◆ Given task
Extract the full set of records, then give each one again exactly.

(Extracted records)
◆ ◆ ◆ ◆ ◆ ◆ ◆

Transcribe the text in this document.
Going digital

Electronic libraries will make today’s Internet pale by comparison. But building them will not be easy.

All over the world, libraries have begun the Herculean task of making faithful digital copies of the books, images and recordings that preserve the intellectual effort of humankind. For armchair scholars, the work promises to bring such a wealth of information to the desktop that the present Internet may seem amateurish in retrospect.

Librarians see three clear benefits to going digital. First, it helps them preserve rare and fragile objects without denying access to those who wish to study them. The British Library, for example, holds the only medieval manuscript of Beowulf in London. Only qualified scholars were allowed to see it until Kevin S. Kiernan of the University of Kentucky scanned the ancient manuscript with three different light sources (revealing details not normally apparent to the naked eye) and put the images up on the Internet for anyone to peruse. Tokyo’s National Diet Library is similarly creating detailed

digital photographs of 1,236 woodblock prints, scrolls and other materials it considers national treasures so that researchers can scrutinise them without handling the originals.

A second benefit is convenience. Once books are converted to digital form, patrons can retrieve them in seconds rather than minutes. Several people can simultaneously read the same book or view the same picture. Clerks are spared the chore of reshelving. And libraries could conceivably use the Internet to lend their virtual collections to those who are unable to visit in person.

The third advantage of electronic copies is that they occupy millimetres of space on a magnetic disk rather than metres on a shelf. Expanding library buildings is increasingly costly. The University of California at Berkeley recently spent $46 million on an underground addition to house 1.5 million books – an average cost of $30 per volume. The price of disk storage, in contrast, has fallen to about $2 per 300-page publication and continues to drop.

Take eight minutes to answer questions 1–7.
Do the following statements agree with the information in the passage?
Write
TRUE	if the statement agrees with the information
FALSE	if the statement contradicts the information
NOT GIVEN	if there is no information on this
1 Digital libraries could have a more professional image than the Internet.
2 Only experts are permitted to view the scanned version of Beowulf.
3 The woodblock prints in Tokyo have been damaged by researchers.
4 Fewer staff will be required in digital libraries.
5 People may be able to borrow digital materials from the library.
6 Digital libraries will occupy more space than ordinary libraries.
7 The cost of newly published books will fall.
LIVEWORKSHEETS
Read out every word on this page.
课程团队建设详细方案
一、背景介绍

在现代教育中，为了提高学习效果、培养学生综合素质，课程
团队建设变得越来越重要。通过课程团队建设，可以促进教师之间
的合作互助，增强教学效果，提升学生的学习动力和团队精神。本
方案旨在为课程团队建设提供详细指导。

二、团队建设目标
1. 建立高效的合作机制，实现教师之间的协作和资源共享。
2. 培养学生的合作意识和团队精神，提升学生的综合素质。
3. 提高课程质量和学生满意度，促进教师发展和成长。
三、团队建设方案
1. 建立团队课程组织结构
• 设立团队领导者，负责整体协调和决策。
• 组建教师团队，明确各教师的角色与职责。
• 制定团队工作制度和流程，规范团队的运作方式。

◆ ◆ ◆ ◆ ◆ ◆ ◆

◆ Task solution
Transcribe the text in this document.
Going digital

Electronic libraries will make today’s Internet pale by comparison. But building them will not be easy.

All over the world, libraries have begun the Herculean task of making faithful digital copies of the books, images and recordings that preserve the intellectual effort of humankind. For armchair scholars, the work promises to bring such a wealth of information to the desktop that the present Internet may seem amateurish in retrospect.

Librarians see three clear benefits to going digital. First, it helps them preserve rare and fragile objects without denying access to those who wish to study them. The British Library, for example, holds the only medieval manuscript of Beowulf in London. Only qualified scholars were allowed to see it until Kevin S. Kiernan of the University of Kentucky scanned the ancient manuscript with three different light sources (revealing details not normally apparent to the naked eye) and put the images up on the Internet for anyone to peruse. Tokyo’s National Diet Library is similarly creating detailed

digital photographs of 1,236 woodblock prints, scrolls and other materials it considers national treasures so that researchers can scrutinise them without handling the originals.

A second benefit is convenience. Once books are converted to digital form, patrons can retrieve them in seconds rather than minutes. Several people can simultaneously read the same book or view the same picture. Clerks are spared the chore of reshelving. And libraries could conceivably use the Internet to lend their virtual collections to those who are unable to visit in person.

The third advantage of electronic copies is that they occupy millimetres of space on a magnetic disk rather than metres on a shelf. Expanding library buildings is increasingly costly. The University of California at Berkeley recently spent $46 million on an underground addition to house 1.5 million books – an average cost of $30 per volume. The price of disk storage, in contrast, has fallen to about $2 per 300-page publication and continues to drop.

Take eight minutes to answer questions 1–7.
Do the following statements agree with the information in the passage?
Write
TRUE	if the statement agrees with the information
FALSE	if the statement contradicts the information
NOT GIVEN	if there is no information on this
1 Digital libraries could have a more professional image than the Internet.
2 Only experts are permitted to view the scanned version of Beowulf.
3 The woodblock prints in Tokyo have been damaged by researchers.
4 Fewer staff will be required in digital libraries.
5 People may be able to borrow digital materials from the library.
6 Digital libraries will occupy more space than ordinary libraries.
7 The cost of newly published books will fall.
LIVEWORKSHEETS
Read out every word on this page.
课程团队建设详细方案
一、背景介绍

在现代教育中，为了提高学习效果、培养学生综合素质，课程
团队建设变得越来越重要。通过课程团队建设，可以促进教师之间
的合作互助，增强教学效果，提升学生的学习动力和团队精神。本
方案旨在为课程团队建设提供详细指导。

二、团队建设目标
1. 建立高效的合作机制，实现教师之间的协作和资源共享。
2. 培养学生的合作意识和团队精神，提升学生的综合素质。
3. 提高课程质量和学生满意度，促进教师发展和成长。
三、团队建设方案
1. 建立团队课程组织结构
• 设立团队领导者，负责整体协调和决策。
• 组建教师团队，明确各教师的角色与职责。
• 制定团队工作制度和流程，规范团队的运作方式。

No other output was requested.